Start of Quoted text

Nokia and Microsoft are the two companies that have gone through the strategic alliance. On 11th February 2011, they declared their plans to form a broad strategic partnership that would use their expertise and complementary strengths to create a new global mobile ecosystem. They intend to mutually create market-leading mobile products and services designed to offer developers, operators and customer’s unrivaled opportunity and choice. The partnership would create the opportunity for rapid time to market execution because each company would be focusing on its core competencies.


 Image Source: http://www.digitaltrends.com/wp-content/uploads/2011/02/nokia-plan-to-move-forward-stephen-elop-steve-ballmer.jpg

 

Merger and Acquisition

The best example for Merger & Acquisition (M&A) of Sony Corporation and Ericsson.
Merging of Sony Corporation and Ericsson and becoming Sony Ericsson in October 1, 2001.


Image source: http://cdn.ausdroid.net/wp-content/uploads/2011/10/Sony-Ericsson-Buyout.jpg

The Acquisition of Ericsson’s share by Sony Corporation becoming Sony Mobile Communication in February 16, 2012 can be the best example of Acquisition.

Images source: http://www.houseofjapan.com/electronics/sony-finalizes-divorce-with-ericsson-renames-itself-sony-mobile-communications




3. Briefly discuss the merger between Britvic and AG Barr. What advice would you give to the new board?


The new company “Barr Britvic Soft Drinks PLC” was founded after two separate companies “AG Barr” and “Britvic” merged together to be one. Britvic shareholders hold 63% of shares and AG Barr shareholders holds the remaining 37% shares.

End of Quoted text
Start of Data section

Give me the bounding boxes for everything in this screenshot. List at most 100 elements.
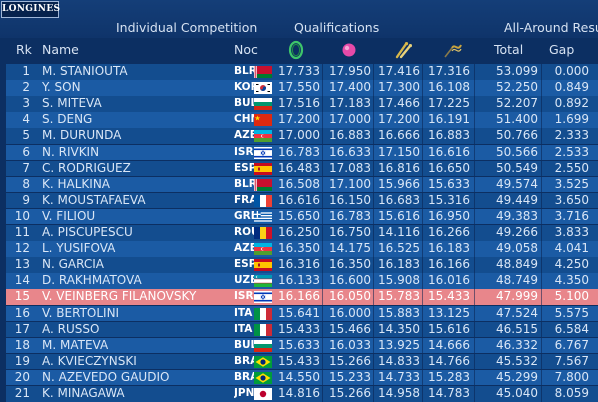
clubs-score-cell: 17.200 <box>378 112 420 127</box>
column-divider <box>474 305 475 321</box>
hoop-score-cell: 17.550 <box>278 80 320 95</box>
name-cell: A. RUSSO <box>42 321 100 336</box>
ribbon-score-cell: 16.650 <box>428 160 470 175</box>
table-row[interactable]: 4 S. DENG CHN 17.200 17.000 17.200 16.191 51.40… <box>6 112 598 128</box>
column-divider <box>322 225 323 241</box>
column-divider <box>422 176 423 193</box>
column-divider <box>474 176 475 193</box>
gap-cell: 0.892 <box>554 96 589 111</box>
column-divider <box>322 128 323 144</box>
column-divider <box>541 369 542 386</box>
noc-cell: AZE <box>234 129 257 142</box>
column-divider <box>422 353 423 370</box>
table-row[interactable]: 21 K. MINAGAWA JPN 14.816 15.266 14.958 14.783… <box>6 386 598 402</box>
column-divider <box>541 321 542 338</box>
table-row[interactable]: 11 A. PISCUPESCU ROU 16.250 16.750 14.116 16.2… <box>6 225 598 241</box>
name-cell: A. KVIECZYNSKI <box>42 353 137 368</box>
column-divider <box>322 80 323 96</box>
column-divider <box>322 241 323 257</box>
gap-cell: 4.041 <box>554 241 589 256</box>
table-row[interactable]: 18 M. MATEVA BUL 15.633 16.033 13.925 14.666 46… <box>6 337 598 354</box>
column-divider <box>422 337 423 354</box>
ball-score-cell: 17.950 <box>329 64 371 78</box>
table-row[interactable]: 12 L. YUSIFOVA AZE 16.350 14.175 16.525 16.183… <box>6 241 598 257</box>
name-cell: S. DENG <box>42 112 93 127</box>
table-row[interactable]: 5 M. DURUNDA AZE 17.000 16.883 16.666 16.883 50… <box>6 128 598 144</box>
hoop-score-cell: 15.433 <box>278 353 320 368</box>
gap-cell: 2.533 <box>554 144 589 159</box>
ribbon-score-cell: 17.225 <box>428 96 470 111</box>
column-divider <box>474 208 475 225</box>
column-divider <box>541 96 542 112</box>
column-divider <box>541 353 542 370</box>
uzb-flag-icon <box>254 275 272 288</box>
ribbon-score-cell: 16.616 <box>428 144 470 159</box>
table-row[interactable]: 2 Y. SON KOR 17.550 17.400 17.300 16.108 52.250… <box>6 80 598 96</box>
name-cell: N. RIVKIN <box>42 144 100 159</box>
ribbon-score-cell: 15.316 <box>428 192 470 207</box>
column-divider <box>322 192 323 209</box>
table-row[interactable]: 17 A. RUSSO ITA 15.433 15.466 14.350 15.616 46.… <box>6 321 598 338</box>
column-divider <box>474 241 475 257</box>
column-divider <box>373 273 374 289</box>
ball-score-cell: 17.083 <box>329 160 371 175</box>
rank-cell: 13 <box>14 257 30 272</box>
table-row-highlighted[interactable]: 15 V. VEINBERG FILANOVSKY ISR 16.166 16.050 1… <box>6 289 598 305</box>
table-row[interactable]: 13 N. GARCIA ESP 16.316 16.350 16.183 16.166 48… <box>6 257 598 273</box>
total-cell: 48.749 <box>496 273 538 288</box>
table-row[interactable]: 3 S. MITEVA BUL 17.516 17.183 17.466 17.225 52.… <box>6 96 598 112</box>
name-cell: N. AZEVEDO GAUDIO <box>42 369 170 384</box>
hoop-score-cell: 16.483 <box>278 160 320 175</box>
rank-cell: 7 <box>22 160 30 175</box>
clubs-score-cell: 14.833 <box>378 353 420 368</box>
noc-column-header: Noc <box>234 42 258 57</box>
ball-score-cell: 16.883 <box>329 128 371 143</box>
table-row[interactable]: 9 K. MOUSTAFAEVA FRA 16.616 16.150 16.683 15.3… <box>6 192 598 209</box>
total-cell: 51.400 <box>496 112 538 127</box>
event-title: All-Around Resu <box>504 20 598 35</box>
rank-cell: 14 <box>14 273 30 288</box>
total-cell: 49.449 <box>496 192 538 207</box>
name-cell: M. DURUNDA <box>42 128 122 143</box>
noc-cell: BLR <box>234 65 257 77</box>
column-divider <box>422 305 423 321</box>
column-divider <box>422 289 423 305</box>
column-divider <box>322 257 323 273</box>
name-cell: S. MITEVA <box>42 96 102 111</box>
column-divider <box>422 386 423 402</box>
table-row[interactable]: 6 N. RIVKIN ISR 16.783 16.633 17.150 16.616 50.… <box>6 144 598 160</box>
table-row[interactable]: 19 A. KVIECZYNSKI BRA 15.433 15.266 14.833 14.… <box>6 353 598 370</box>
table-row[interactable]: 7 C. RODRIGUEZ ESP 16.483 17.083 16.816 16.650… <box>6 160 598 177</box>
ball-score-cell: 17.100 <box>329 176 371 191</box>
bul-flag-icon <box>254 339 272 352</box>
column-divider <box>422 80 423 96</box>
rank-cell: 18 <box>14 337 30 352</box>
name-cell: V. FILIOU <box>42 208 96 223</box>
name-column-header: Name <box>42 42 79 57</box>
column-divider <box>541 225 542 241</box>
table-row[interactable]: 14 D. RAKHMATOVA UZB 16.133 16.600 15.908 16.0… <box>6 273 598 289</box>
table-row[interactable]: 1 M. STANIOUTA BLR 17.733 17.950 17.416 17.316… <box>6 64 598 80</box>
gap-cell: 4.250 <box>554 257 589 272</box>
ball-score-cell: 16.050 <box>329 289 371 304</box>
ribbon-score-cell: 16.108 <box>428 80 470 95</box>
longines-logo: LONGINES <box>1 1 60 18</box>
table-row[interactable]: 16 V. BERTOLINI ITA 15.641 16.000 15.883 13.12… <box>6 305 598 321</box>
gap-cell: 0.849 <box>554 80 589 95</box>
column-divider <box>474 353 475 370</box>
column-divider <box>541 64 542 80</box>
gap-column-header: Gap <box>549 42 575 57</box>
ball-score-cell: 15.266 <box>329 353 371 368</box>
column-divider <box>322 369 323 386</box>
total-cell: 49.058 <box>496 241 538 256</box>
clubs-score-cell: 15.908 <box>378 273 420 288</box>
table-row[interactable]: 10 V. FILIOU GRE 15.650 16.783 15.616 16.950 49… <box>6 208 598 225</box>
table-row[interactable]: 8 K. HALKINA BLR 16.508 17.100 15.966 15.633 49… <box>6 176 598 193</box>
rank-cell: 21 <box>14 386 30 400</box>
column-divider <box>541 160 542 177</box>
ribbon-score-cell: 15.283 <box>428 369 470 384</box>
table-row[interactable]: 20 N. AZEVEDO GAUDIO BRA 14.550 15.233 14.733… <box>6 369 598 386</box>
column-divider <box>422 64 423 80</box>
ribbon-score-cell: 17.316 <box>428 64 470 78</box>
gap-cell: 2.333 <box>554 128 589 143</box>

End of Data section

(Task to complete) Rewrite the passage on the Britvic and AG Barr merger, starting with "The new company" and going on through "remaining 37% shares.", and replace "merged together to be one" with "combined into a single firm".

(Output for this exercise)
The new company “Barr Britvic Soft Drinks PLC” was founded after two separate companies “AG Barr” and “Britvic” combined into a single firm. Britvic shareholders hold 63% of shares and AG Barr shareholders holds the remaining 37% shares.